══ PROVIDED INFORMATION ══

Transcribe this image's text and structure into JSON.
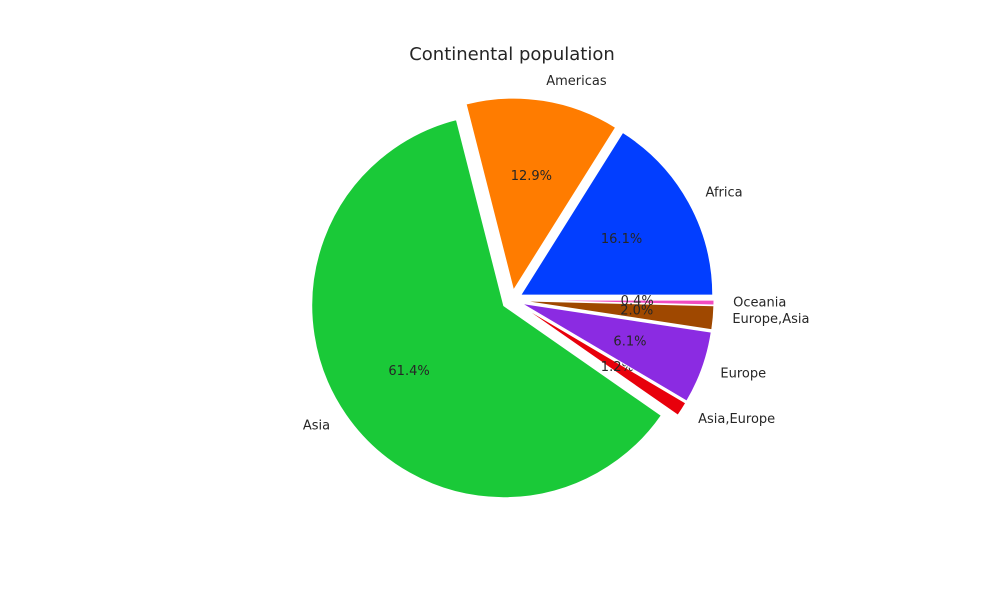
{
  "chart_data": {
    "type": "pie",
    "title": "Continental population",
    "slices": [
      {
        "label": "Africa",
        "percent": 16.1,
        "percent_label": "16.1%",
        "color": "#023eff"
      },
      {
        "label": "Americas",
        "percent": 12.9,
        "percent_label": "12.9%",
        "color": "#ff7c00"
      },
      {
        "label": "Asia",
        "percent": 61.4,
        "percent_label": "61.4%",
        "color": "#1ac938"
      },
      {
        "label": "Asia,Europe",
        "percent": 1.2,
        "percent_label": "1.2%",
        "color": "#e8000b"
      },
      {
        "label": "Europe",
        "percent": 6.1,
        "percent_label": "6.1%",
        "color": "#8b2be2"
      },
      {
        "label": "Europe,Asia",
        "percent": 2.0,
        "percent_label": "2.0%",
        "color": "#9f4800"
      },
      {
        "label": "Oceania",
        "percent": 0.4,
        "percent_label": "0.4%",
        "color": "#f14cc1"
      }
    ],
    "start_angle": 0,
    "direction": "counterclockwise",
    "exploded": true,
    "legend": "none"
  }
}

═══

THE EXERCISE
Extract every line above containing the word "Asia".

RESPONSE TO THIS EXERCISE
        "label": "Asia",
        "label": "Asia,Europe",
        "label": "Europe,Asia",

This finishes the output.